● **Data excerpts**:
• • •

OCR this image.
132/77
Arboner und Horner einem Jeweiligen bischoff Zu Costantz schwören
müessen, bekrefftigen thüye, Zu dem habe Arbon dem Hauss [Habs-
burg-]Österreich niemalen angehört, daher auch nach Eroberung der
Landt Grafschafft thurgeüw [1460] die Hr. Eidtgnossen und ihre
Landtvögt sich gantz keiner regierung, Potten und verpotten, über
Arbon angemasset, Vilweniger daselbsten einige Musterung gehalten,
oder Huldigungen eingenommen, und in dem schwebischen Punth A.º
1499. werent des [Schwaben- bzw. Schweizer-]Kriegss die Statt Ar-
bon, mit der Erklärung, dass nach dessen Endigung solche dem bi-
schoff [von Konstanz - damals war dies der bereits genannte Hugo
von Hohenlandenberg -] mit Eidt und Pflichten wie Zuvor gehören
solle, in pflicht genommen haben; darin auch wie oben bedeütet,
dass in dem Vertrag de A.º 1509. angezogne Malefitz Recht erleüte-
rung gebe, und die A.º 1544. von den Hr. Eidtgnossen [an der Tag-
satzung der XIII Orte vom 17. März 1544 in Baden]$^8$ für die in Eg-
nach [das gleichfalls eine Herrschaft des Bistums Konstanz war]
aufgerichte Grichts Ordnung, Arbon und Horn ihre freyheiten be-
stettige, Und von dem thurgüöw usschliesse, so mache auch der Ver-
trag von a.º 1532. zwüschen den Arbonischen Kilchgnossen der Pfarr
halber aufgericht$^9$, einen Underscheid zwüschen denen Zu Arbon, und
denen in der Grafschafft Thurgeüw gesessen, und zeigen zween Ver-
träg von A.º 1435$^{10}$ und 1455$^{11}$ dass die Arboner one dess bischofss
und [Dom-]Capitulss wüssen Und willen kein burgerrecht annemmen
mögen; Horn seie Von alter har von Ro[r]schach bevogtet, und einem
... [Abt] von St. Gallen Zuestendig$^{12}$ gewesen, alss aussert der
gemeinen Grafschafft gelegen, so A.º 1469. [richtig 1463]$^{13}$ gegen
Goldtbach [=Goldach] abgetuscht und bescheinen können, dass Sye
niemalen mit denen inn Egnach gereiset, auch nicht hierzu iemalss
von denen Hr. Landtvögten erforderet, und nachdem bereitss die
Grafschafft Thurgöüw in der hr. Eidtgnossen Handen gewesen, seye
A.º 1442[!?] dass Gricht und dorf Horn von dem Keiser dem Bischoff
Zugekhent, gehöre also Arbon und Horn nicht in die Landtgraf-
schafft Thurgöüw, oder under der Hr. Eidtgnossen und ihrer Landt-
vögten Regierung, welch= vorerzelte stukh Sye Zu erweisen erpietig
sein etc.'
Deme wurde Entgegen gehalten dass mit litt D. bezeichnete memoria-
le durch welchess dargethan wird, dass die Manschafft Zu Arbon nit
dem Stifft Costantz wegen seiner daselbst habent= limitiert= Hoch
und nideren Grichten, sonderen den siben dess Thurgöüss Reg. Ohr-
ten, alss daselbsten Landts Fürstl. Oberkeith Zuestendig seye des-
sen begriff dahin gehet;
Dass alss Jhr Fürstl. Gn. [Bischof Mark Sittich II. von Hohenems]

• • •

● **Task statement**: Find the word "seye" in the records. Copy every line it appears in.

● **Completed exercise**:
Grafschafft Thurgöüw in der hr. Eidtgnossen Handen gewesen, seye
ten, alss daselbsten Landts Fürstl. Oberkeith Zuestendig seye des-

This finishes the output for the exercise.